# [What the exercise asks]
All records are to be retyped faithfully and completely.
━━ Record list
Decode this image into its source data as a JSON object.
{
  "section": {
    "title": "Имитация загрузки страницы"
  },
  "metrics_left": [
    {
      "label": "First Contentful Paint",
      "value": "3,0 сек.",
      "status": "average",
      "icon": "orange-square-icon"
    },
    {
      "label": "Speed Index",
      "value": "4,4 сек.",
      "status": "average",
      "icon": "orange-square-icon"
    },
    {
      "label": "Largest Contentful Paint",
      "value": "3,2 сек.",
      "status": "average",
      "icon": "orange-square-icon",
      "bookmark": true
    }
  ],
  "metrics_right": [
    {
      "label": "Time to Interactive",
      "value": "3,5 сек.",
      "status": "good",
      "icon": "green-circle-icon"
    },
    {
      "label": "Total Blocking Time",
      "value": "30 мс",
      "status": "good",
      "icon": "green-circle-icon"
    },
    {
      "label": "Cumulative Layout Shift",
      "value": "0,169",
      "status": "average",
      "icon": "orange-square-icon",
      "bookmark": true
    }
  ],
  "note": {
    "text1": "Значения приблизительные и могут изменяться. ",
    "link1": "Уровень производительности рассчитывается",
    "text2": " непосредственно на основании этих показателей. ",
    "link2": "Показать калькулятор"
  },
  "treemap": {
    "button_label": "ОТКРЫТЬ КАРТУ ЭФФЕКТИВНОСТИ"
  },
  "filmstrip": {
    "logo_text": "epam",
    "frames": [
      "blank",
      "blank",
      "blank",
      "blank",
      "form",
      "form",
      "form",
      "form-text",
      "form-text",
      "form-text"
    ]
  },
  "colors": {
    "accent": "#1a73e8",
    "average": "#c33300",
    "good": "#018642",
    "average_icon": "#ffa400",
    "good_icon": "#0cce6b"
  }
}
━━━━
# [Result of the task]
Decode this image into its source data as a JSON object.
{
  "section": {
    "title": "Имитация загрузки страницы"
  },
  "metrics_left": [
    {
      "label": "First Contentful Paint",
      "value": "3,0 сек.",
      "status": "average",
      "icon": "orange-square-icon"
    },
    {
      "label": "Speed Index",
      "value": "4,4 сек.",
      "status": "average",
      "icon": "orange-square-icon"
    },
    {
      "label": "Largest Contentful Paint",
      "value": "3,2 сек.",
      "status": "average",
      "icon": "orange-square-icon",
      "bookmark": true
    }
  ],
  "metrics_right": [
    {
      "label": "Time to Interactive",
      "value": "3,5 сек.",
      "status": "good",
      "icon": "green-circle-icon"
    },
    {
      "label": "Total Blocking Time",
      "value": "30 мс",
      "status": "good",
      "icon": "green-circle-icon"
    },
    {
      "label": "Cumulative Layout Shift",
      "value": "0,169",
      "status": "average",
      "icon": "orange-square-icon",
      "bookmark": true
    }
  ],
  "note": {
    "text1": "Значения приблизительные и могут изменяться. ",
    "link1": "Уровень производительности рассчитывается",
    "text2": " непосредственно на основании этих показателей. ",
    "link2": "Показать калькулятор"
  },
  "treemap": {
    "button_label": "ОТКРЫТЬ КАРТУ ЭФФЕКТИВНОСТИ"
  },
  "filmstrip": {
    "logo_text": "epam",
    "frames": [
      "blank",
      "blank",
      "blank",
      "blank",
      "form",
      "form",
      "form",
      "form-text",
      "form-text",
      "form-text"
    ]
  },
  "colors": {
    "accent": "#1a73e8",
    "average": "#c33300",
    "good": "#018642",
    "average_icon": "#ffa400",
    "good_icon": "#0cce6b"
  }
}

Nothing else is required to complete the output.